• ENTRIES SUPPLIED:

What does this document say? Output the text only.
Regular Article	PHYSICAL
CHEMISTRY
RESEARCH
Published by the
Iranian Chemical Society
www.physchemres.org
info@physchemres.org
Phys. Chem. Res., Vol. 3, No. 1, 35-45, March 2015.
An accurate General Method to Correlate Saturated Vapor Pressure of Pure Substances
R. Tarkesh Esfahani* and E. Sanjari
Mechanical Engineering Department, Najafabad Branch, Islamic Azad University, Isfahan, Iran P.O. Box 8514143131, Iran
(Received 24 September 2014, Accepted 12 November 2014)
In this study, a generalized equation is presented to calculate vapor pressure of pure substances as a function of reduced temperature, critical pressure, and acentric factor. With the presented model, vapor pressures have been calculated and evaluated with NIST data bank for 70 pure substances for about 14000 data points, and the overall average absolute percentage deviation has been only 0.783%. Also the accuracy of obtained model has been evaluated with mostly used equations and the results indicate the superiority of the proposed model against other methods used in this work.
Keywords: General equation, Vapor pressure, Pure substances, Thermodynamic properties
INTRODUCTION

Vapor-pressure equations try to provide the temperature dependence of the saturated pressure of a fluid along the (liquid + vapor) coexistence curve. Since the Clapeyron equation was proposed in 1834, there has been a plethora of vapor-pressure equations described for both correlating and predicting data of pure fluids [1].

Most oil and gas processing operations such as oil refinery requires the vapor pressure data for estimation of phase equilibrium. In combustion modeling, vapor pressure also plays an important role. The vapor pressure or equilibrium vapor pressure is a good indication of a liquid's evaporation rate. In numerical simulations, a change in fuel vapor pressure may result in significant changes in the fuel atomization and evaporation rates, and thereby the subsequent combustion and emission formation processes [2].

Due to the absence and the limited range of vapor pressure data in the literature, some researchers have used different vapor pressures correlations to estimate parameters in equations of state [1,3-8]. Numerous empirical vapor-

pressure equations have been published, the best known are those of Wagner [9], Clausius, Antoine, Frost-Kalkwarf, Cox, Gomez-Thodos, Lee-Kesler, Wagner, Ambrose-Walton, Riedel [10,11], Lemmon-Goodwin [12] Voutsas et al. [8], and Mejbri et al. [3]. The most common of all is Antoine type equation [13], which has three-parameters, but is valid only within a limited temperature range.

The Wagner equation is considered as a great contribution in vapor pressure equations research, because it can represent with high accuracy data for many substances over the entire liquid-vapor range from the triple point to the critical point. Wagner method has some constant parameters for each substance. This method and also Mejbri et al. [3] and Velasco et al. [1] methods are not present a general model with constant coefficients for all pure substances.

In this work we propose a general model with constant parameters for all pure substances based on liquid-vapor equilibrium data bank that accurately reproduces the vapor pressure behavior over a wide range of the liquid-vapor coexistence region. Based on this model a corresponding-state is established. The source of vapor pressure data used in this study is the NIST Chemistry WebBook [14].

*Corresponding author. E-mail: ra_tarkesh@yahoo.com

• DO THIS:
Scan the material above for the word "state". Copy each line where it occurs.

• THE ANSWER:
Due to the absence and the limited range of vapor pressure data in the literature, some researchers have used different vapor pressures correlations to estimate parameters in equations of state [1,3-8]. Numerous empirical vapor-
In this work we propose a general model with constant parameters for all pure substances based on liquid-vapor equilibrium data bank that accurately reproduces the vapor pressure behavior over a wide range of the liquid-vapor coexistence region. Based on this model a corresponding-state is established. The source of vapor pressure data used in this study is the NIST Chemistry WebBook [14].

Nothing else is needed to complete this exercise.